**The problem:** Print the listing in its entirety and exactly, leaving out images.

**Entries from a visual dataset:**
────

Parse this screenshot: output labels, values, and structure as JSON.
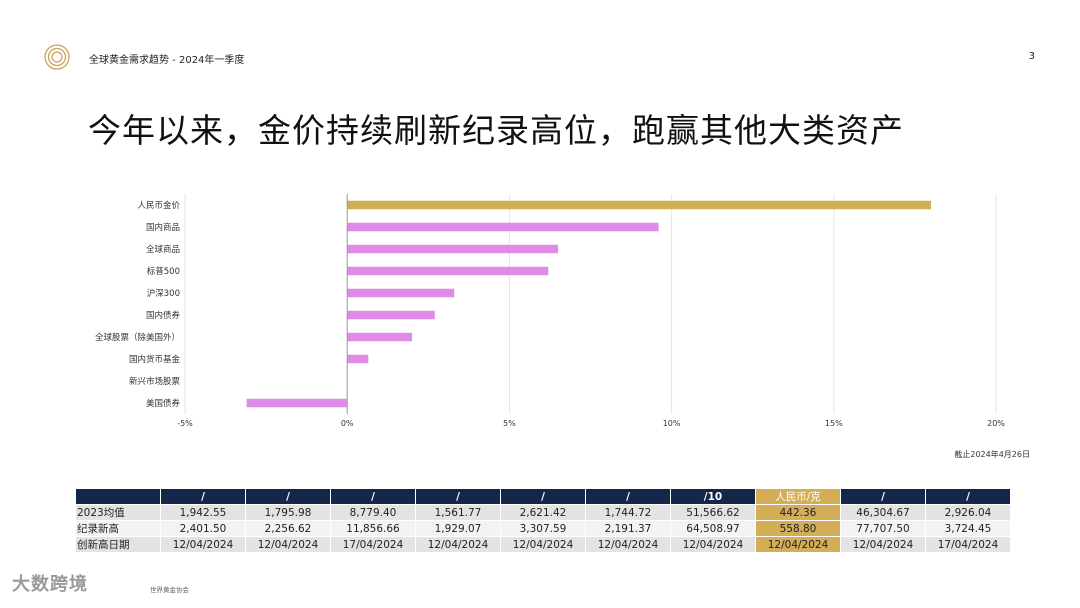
{
  "header": {
    "title": "全球黄金需求趋势 - 2024年一季度",
    "page_number": "3"
  },
  "main_title": "今年以来，金价持续刷新纪录高位，跑赢其他大类资产",
  "colors": {
    "gold": "#d4ad57",
    "purple": "#e08be8",
    "navy": "#15264b"
  },
  "chart_data": {
    "type": "bar",
    "orientation": "horizontal",
    "categories": [
      "人民币金价",
      "国内商品",
      "全球商品",
      "标普500",
      "沪深300",
      "国内债券",
      "全球股票（除美国外）",
      "国内货币基金",
      "新兴市场股票",
      "美国债券"
    ],
    "values": [
      18.0,
      9.6,
      6.5,
      6.2,
      3.3,
      2.7,
      2.0,
      0.65,
      0.0,
      -3.1
    ],
    "highlight_index": 0,
    "xlim": [
      -5,
      20
    ],
    "xticks": [
      -5,
      0,
      5,
      10,
      15,
      20
    ],
    "xtick_labels": [
      "-5%",
      "0%",
      "5%",
      "10%",
      "15%",
      "20%"
    ],
    "grid": true
  },
  "source_note": "截止2024年4月26日",
  "table": {
    "headers": [
      "",
      "/",
      "/",
      "/",
      "/",
      "/",
      "/",
      "/10",
      "人民币/克",
      "/",
      "/"
    ],
    "highlight_col": 8,
    "rows": [
      [
        "2023均值",
        "1,942.55",
        "1,795.98",
        "8,779.40",
        "1,561.77",
        "2,621.42",
        "1,744.72",
        "51,566.62",
        "442.36",
        "46,304.67",
        "2,926.04"
      ],
      [
        "纪录新高",
        "2,401.50",
        "2,256.62",
        "11,856.66",
        "1,929.07",
        "3,307.59",
        "2,191.37",
        "64,508.97",
        "558.80",
        "77,707.50",
        "3,724.45"
      ],
      [
        "创新高日期",
        "12/04/2024",
        "12/04/2024",
        "17/04/2024",
        "12/04/2024",
        "12/04/2024",
        "12/04/2024",
        "12/04/2024",
        "12/04/2024",
        "12/04/2024",
        "17/04/2024"
      ]
    ]
  },
  "footer": {
    "watermark": "大数跨境",
    "note": "世界黄金协会"
  }
}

────

**Written answer:**
Parse this screenshot: output labels, values, and structure as JSON.
{
  "header": {
    "title": "全球黄金需求趋势 - 2024年一季度",
    "page_number": "3"
  },
  "main_title": "今年以来，金价持续刷新纪录高位，跑赢其他大类资产",
  "colors": {
    "gold": "#d4ad57",
    "purple": "#e08be8",
    "navy": "#15264b"
  },
  "chart_data": {
    "type": "bar",
    "orientation": "horizontal",
    "categories": [
      "人民币金价",
      "国内商品",
      "全球商品",
      "标普500",
      "沪深300",
      "国内债券",
      "全球股票（除美国外）",
      "国内货币基金",
      "新兴市场股票",
      "美国债券"
    ],
    "values": [
      18.0,
      9.6,
      6.5,
      6.2,
      3.3,
      2.7,
      2.0,
      0.65,
      0.0,
      -3.1
    ],
    "highlight_index": 0,
    "xlim": [
      -5,
      20
    ],
    "xticks": [
      -5,
      0,
      5,
      10,
      15,
      20
    ],
    "xtick_labels": [
      "-5%",
      "0%",
      "5%",
      "10%",
      "15%",
      "20%"
    ],
    "grid": true
  },
  "source_note": "截止2024年4月26日",
  "table": {
    "headers": [
      "",
      "/",
      "/",
      "/",
      "/",
      "/",
      "/",
      "/10",
      "人民币/克",
      "/",
      "/"
    ],
    "highlight_col": 8,
    "rows": [
      [
        "2023均值",
        "1,942.55",
        "1,795.98",
        "8,779.40",
        "1,561.77",
        "2,621.42",
        "1,744.72",
        "51,566.62",
        "442.36",
        "46,304.67",
        "2,926.04"
      ],
      [
        "纪录新高",
        "2,401.50",
        "2,256.62",
        "11,856.66",
        "1,929.07",
        "3,307.59",
        "2,191.37",
        "64,508.97",
        "558.80",
        "77,707.50",
        "3,724.45"
      ],
      [
        "创新高日期",
        "12/04/2024",
        "12/04/2024",
        "17/04/2024",
        "12/04/2024",
        "12/04/2024",
        "12/04/2024",
        "12/04/2024",
        "12/04/2024",
        "12/04/2024",
        "17/04/2024"
      ]
    ]
  },
  "footer": {
    "watermark": "大数跨境",
    "note": "世界黄金协会"
  }
}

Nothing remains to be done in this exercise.